Copy out each line of the listing that has the word "text" in it.

(Collected data)
>> Begin
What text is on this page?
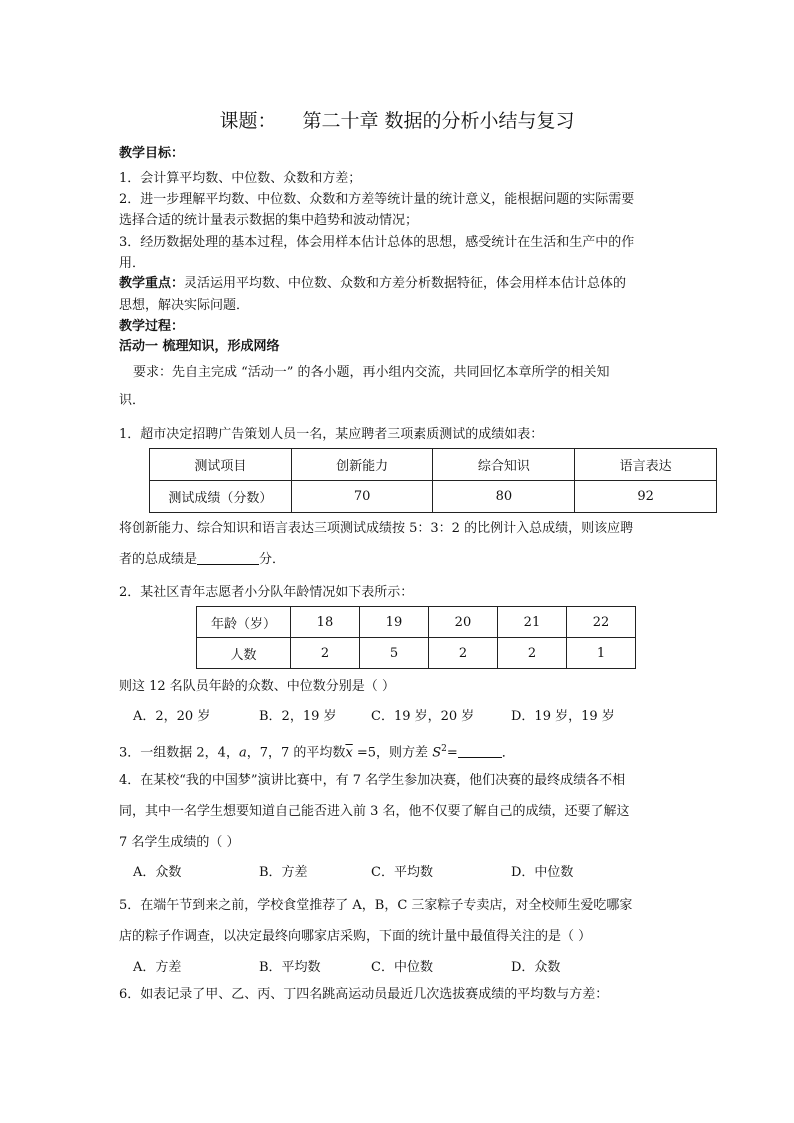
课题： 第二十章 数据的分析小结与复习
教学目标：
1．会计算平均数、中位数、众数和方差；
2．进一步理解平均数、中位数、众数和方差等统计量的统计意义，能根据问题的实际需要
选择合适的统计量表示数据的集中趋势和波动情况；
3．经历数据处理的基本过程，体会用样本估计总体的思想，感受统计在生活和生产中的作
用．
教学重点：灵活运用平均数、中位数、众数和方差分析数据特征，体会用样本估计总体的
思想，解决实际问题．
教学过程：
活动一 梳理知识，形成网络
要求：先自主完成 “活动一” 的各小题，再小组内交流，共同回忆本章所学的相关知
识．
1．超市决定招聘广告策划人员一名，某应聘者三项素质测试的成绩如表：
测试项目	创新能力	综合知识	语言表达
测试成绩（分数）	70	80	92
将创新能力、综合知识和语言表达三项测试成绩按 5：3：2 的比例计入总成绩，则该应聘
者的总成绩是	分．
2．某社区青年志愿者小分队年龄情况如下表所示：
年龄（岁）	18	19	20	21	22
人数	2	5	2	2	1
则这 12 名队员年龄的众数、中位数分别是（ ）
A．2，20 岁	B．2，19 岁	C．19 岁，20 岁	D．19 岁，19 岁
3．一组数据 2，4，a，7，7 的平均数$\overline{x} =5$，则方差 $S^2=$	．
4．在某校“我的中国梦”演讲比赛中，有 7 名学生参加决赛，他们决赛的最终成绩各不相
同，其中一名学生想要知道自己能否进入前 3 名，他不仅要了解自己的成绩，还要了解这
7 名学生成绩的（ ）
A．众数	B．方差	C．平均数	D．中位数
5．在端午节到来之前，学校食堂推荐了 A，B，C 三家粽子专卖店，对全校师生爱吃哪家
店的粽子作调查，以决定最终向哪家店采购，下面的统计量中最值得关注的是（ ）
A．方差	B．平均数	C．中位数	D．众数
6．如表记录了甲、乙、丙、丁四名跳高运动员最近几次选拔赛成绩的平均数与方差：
>> End
>> Begin
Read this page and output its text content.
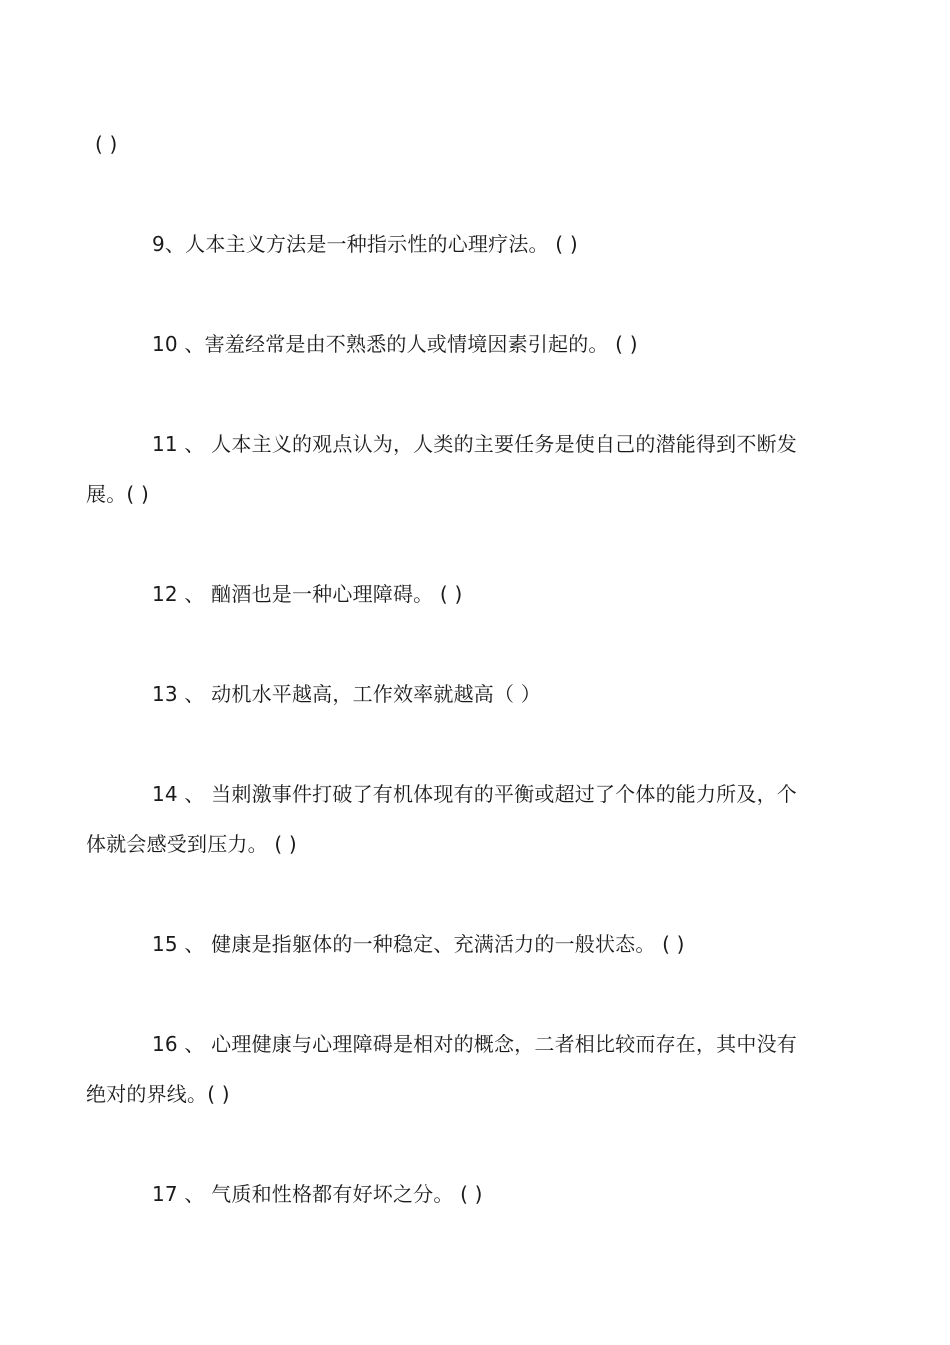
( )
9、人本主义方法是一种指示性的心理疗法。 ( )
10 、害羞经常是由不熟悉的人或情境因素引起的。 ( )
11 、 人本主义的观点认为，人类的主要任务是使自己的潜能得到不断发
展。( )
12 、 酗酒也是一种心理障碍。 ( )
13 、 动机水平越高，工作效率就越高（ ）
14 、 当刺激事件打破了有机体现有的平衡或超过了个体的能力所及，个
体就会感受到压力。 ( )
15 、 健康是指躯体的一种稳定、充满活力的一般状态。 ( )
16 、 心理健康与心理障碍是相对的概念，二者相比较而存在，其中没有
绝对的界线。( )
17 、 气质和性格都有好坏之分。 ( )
>> End
**Output of the exercise:**
What text is on this page?
Read this page and output its text content.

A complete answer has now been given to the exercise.